▸ What the task asks
In the listing below, locate the lines that hold the string "Trajectory". Copy those lines.

▸ Provided data
§ §

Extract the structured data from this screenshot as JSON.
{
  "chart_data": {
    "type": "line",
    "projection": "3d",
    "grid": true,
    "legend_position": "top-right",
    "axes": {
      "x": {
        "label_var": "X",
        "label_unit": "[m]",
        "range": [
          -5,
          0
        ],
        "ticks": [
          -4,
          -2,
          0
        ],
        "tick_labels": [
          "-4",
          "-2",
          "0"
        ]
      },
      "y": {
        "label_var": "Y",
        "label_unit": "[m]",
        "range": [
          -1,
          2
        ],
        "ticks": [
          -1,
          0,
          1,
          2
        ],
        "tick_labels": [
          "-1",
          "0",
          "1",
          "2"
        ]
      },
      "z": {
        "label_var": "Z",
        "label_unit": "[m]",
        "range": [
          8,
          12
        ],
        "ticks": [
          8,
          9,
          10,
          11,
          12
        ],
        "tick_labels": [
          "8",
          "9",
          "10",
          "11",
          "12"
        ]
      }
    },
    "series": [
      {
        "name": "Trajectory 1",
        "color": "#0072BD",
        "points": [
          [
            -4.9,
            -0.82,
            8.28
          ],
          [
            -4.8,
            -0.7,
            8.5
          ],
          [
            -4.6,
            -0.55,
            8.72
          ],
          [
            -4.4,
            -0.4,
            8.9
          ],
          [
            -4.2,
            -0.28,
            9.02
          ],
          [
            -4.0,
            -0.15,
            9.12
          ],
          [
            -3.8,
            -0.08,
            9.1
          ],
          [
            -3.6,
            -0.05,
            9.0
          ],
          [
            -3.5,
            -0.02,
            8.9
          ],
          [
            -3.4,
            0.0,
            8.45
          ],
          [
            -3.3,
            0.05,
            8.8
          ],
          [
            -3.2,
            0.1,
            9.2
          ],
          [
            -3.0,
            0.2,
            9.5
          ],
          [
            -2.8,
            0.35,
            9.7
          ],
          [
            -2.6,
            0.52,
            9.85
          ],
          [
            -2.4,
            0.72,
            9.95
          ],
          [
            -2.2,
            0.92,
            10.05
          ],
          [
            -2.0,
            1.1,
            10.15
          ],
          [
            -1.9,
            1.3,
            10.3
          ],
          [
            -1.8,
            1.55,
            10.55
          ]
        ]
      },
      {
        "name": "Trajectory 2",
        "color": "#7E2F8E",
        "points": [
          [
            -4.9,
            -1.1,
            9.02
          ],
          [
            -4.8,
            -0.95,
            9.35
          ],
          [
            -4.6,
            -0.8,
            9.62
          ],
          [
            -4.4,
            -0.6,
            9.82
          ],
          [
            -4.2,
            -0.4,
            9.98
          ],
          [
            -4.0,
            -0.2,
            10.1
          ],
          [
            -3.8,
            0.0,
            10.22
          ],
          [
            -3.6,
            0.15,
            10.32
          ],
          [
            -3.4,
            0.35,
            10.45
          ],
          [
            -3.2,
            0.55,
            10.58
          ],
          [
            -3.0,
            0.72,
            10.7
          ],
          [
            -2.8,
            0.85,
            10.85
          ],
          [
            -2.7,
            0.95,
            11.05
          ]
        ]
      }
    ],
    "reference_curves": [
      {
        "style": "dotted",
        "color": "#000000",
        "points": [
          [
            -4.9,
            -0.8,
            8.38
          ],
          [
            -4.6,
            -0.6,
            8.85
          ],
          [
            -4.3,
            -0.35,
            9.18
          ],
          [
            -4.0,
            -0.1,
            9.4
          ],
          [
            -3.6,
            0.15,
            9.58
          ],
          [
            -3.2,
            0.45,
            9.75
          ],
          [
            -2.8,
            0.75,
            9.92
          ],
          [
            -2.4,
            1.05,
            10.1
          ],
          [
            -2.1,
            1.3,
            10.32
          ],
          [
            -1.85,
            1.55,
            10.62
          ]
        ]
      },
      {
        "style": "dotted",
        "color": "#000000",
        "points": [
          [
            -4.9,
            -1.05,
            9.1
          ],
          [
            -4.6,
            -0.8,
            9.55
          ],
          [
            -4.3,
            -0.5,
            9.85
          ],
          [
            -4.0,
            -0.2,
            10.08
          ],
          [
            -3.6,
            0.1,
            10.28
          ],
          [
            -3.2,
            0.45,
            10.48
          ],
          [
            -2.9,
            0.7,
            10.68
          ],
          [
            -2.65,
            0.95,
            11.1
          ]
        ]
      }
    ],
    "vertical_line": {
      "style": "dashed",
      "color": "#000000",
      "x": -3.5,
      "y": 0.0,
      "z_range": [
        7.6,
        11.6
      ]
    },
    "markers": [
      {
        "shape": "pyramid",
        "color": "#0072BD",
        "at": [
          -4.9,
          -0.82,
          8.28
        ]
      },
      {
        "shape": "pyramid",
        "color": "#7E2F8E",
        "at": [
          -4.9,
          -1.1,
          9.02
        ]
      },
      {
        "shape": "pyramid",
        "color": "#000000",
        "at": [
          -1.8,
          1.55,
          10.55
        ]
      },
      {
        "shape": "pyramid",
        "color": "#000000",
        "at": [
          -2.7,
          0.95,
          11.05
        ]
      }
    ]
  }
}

§ §

▸ Full solution
        "name": "Trajectory 1",
        "name": "Trajectory 2",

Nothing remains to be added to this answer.